** BEGIN Page text **

Have you heard about the gas shortages in the Southeast? It doesn’t seem to be getting a lot of coverage in the Chicagoland area. However, the other night I was driving down some rural road outside of Burlington, Wisconsin, when a story came on the radio about some Atlanta woman who set her alarm clock for 2:30 AM in the morning just so she could get to a gas station and avoid any lines. No such luck. Even in those wee small hours of the morning, this motorist had to wait almost half-an-hour before she could access a pump. So, what exactly is going on here, and is there any danger of it spreading to other regions of the United States? CNN Money’s Brian O’Keefe talked about the situation last week and wrote:

The immediate answer is that the double whammy of Hurricanes Gustav and Ike, which swept through the Gulf of Mexico earlier this month, caused much of the Gulf’s oil drilling and refinery production to be shut down. In particular Ike, which hit refinery-rich Southeastern Texas on Sept. 13, caused massive power outages in the Galveston and Houston areas.

As of this week, more than a dozen refineries around Texas City and Port Arthur were not operating at full capacity and, according to the Department of Energy, six refineries, with a combined capacity of 1.6 million barrels a day, were still not running at all.

** END Page text **
** BEGIN Supplied material **

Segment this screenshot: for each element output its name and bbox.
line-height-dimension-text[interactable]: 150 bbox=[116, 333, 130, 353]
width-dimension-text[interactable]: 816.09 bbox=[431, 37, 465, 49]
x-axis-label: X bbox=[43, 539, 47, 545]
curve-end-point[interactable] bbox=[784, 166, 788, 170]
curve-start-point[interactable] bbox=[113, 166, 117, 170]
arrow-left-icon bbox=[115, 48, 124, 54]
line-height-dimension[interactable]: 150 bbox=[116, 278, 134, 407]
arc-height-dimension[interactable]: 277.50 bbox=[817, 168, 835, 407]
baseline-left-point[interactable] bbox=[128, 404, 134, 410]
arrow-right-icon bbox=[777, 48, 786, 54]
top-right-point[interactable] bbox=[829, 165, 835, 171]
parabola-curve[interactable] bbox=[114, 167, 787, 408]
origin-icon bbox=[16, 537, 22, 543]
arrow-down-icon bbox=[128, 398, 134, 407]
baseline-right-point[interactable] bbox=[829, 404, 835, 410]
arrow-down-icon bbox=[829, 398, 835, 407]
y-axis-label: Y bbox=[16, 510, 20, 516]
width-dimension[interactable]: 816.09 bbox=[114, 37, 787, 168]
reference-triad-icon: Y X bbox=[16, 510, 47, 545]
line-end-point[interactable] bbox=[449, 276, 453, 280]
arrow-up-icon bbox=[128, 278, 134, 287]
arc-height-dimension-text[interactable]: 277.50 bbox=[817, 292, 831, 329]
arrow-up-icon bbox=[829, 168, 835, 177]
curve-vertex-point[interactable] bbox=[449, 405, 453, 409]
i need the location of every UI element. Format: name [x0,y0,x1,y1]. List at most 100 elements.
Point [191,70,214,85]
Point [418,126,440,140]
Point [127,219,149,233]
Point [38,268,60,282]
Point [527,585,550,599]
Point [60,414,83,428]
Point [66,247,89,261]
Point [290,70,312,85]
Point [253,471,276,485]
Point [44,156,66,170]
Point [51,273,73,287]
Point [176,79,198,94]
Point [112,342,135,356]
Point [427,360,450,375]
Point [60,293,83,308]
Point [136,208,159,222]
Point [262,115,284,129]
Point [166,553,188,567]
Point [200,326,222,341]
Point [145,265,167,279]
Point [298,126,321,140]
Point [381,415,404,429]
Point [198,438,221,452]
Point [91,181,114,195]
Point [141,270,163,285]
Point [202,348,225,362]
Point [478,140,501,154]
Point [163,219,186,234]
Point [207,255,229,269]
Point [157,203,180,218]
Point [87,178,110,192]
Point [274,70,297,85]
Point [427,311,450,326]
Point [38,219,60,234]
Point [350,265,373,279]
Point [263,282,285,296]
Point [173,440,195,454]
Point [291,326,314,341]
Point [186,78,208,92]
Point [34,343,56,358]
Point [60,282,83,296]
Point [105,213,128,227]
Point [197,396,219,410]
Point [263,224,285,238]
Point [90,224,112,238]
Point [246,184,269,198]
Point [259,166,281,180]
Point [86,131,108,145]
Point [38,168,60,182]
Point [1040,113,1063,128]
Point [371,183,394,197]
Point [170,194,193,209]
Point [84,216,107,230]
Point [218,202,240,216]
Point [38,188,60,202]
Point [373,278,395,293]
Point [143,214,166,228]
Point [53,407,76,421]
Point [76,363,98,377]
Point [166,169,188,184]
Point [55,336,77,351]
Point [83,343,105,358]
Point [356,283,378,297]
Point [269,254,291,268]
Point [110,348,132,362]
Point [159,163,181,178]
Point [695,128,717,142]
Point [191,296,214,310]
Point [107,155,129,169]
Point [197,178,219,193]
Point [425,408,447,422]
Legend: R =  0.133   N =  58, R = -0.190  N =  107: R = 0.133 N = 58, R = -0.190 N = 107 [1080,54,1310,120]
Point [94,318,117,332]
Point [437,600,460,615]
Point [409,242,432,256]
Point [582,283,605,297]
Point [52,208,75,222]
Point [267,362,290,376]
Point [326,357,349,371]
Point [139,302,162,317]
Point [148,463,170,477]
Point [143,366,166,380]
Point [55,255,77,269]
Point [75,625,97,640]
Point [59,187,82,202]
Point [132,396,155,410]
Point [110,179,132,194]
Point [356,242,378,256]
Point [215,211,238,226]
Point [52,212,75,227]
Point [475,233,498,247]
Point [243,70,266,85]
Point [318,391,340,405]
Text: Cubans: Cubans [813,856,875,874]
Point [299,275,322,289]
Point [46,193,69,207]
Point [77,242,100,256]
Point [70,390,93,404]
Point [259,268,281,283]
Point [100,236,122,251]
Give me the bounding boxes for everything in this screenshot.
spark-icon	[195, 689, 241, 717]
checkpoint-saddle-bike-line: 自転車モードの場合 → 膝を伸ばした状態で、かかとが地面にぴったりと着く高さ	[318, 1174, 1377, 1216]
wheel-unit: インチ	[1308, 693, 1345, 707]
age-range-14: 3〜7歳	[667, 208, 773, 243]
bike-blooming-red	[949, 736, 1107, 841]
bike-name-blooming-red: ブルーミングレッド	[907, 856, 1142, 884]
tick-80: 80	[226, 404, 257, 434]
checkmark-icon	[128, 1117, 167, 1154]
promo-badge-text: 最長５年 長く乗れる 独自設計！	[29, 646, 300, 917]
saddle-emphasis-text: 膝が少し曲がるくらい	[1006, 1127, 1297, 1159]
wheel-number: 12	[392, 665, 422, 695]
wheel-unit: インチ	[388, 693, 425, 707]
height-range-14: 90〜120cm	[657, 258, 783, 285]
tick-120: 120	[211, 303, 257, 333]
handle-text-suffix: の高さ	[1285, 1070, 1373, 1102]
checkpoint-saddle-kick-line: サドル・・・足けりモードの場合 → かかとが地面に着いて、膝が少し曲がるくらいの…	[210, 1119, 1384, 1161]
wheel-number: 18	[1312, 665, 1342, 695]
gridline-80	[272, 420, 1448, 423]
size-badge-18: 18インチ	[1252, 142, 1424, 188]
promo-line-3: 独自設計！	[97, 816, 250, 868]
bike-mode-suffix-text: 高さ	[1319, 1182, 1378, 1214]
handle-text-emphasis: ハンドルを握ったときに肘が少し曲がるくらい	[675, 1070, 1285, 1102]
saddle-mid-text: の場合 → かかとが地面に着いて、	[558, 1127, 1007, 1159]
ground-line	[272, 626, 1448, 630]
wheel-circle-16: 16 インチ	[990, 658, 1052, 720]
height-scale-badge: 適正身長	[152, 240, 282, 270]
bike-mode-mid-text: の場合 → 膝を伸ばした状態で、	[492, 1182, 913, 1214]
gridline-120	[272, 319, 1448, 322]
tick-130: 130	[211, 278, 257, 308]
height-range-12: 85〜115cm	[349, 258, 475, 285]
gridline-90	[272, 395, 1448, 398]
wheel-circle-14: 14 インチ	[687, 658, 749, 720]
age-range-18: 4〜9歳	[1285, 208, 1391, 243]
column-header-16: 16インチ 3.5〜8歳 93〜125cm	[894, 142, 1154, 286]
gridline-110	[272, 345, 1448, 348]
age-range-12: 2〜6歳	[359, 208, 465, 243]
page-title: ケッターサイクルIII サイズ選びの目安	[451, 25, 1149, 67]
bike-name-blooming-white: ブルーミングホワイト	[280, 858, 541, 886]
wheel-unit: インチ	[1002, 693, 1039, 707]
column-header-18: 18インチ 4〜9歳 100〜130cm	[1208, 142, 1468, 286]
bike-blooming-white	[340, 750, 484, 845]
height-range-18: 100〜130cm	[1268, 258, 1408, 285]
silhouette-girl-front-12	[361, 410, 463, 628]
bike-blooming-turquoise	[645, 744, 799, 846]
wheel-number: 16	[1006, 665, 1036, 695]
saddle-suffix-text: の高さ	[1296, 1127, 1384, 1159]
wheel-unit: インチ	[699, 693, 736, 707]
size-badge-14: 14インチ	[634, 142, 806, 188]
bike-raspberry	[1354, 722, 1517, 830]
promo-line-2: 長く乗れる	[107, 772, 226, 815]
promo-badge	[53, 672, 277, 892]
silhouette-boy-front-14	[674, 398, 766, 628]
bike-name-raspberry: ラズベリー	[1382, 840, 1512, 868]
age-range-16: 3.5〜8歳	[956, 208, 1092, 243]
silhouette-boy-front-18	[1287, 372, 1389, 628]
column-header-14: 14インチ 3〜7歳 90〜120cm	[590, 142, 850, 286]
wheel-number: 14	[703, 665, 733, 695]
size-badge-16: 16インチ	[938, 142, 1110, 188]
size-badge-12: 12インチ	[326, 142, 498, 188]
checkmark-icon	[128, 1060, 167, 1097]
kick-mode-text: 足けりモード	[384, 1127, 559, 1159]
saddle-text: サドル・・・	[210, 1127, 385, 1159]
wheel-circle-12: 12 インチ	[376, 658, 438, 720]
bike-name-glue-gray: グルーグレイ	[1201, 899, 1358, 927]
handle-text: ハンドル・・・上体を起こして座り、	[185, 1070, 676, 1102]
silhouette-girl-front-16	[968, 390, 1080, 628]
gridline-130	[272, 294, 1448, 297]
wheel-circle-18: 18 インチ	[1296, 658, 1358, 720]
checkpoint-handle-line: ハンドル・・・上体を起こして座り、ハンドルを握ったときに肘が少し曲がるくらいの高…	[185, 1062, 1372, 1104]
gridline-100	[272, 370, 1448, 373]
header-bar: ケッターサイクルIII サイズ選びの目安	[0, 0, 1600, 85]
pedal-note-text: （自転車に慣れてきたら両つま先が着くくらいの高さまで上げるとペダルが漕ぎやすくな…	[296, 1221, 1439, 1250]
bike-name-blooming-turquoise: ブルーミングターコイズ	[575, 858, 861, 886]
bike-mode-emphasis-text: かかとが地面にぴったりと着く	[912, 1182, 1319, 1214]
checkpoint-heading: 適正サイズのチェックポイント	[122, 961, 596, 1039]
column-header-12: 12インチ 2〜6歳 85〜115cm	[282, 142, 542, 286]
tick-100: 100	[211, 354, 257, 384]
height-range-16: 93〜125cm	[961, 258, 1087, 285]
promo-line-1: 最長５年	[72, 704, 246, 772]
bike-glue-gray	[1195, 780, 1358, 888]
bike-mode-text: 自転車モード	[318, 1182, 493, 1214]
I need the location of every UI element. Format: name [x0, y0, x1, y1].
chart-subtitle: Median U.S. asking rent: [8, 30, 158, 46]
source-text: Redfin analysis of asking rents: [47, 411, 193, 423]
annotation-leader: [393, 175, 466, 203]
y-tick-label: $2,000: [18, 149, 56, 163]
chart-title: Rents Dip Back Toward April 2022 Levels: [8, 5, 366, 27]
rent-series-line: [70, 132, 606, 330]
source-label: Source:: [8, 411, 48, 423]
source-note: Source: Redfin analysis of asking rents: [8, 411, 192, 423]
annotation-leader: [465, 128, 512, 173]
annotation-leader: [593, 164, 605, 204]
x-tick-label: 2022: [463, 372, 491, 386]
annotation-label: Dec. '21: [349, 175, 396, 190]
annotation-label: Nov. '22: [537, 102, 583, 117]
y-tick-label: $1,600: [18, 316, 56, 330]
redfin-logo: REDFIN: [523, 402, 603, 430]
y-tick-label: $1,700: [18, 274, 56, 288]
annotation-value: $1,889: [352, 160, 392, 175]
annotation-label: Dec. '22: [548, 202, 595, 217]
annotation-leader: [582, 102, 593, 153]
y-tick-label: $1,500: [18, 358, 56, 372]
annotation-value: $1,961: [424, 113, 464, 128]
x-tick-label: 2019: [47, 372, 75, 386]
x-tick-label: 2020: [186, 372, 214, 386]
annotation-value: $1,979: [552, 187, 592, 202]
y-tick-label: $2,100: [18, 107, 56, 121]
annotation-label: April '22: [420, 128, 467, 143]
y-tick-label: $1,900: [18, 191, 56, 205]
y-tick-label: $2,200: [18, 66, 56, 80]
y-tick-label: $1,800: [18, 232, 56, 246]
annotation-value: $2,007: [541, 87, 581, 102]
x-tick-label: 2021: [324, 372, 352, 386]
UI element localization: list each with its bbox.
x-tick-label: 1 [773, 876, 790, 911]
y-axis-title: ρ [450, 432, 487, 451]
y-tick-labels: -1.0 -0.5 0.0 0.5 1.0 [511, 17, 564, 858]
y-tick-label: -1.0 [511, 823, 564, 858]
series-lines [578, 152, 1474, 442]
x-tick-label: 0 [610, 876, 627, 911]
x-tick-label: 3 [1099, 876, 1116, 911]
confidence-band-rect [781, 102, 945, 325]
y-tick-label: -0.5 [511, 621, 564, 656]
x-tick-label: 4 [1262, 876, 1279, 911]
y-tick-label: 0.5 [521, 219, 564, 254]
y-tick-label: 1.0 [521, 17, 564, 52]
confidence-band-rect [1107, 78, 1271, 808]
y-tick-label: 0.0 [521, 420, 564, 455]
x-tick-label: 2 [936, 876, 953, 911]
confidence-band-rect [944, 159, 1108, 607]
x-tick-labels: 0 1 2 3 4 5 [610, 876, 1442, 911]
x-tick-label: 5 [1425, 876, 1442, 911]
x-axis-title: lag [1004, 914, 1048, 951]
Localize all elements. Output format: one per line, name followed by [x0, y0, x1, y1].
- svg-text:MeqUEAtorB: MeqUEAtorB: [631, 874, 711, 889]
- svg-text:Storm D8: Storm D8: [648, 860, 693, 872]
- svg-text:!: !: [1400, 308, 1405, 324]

** END Supplied material **

- [Work instructions]:
A. According to the gas shortage text, which hurricane hit Southeastern Texas on Sept. 13?
B. Repeat the part of the gas shortage text between "As of this week, more" and "running at all.", inclusive.
The entries play no part in this work and can be set aside.

- [Results in order]:
A. Hurricane Ike

B.
As of this week, more than a dozen refineries around Texas City and Port Arthur were not operating at full capacity and, according to the Department of Energy, six refineries, with a combined capacity of 1.6 million barrels a day, were still not running at all.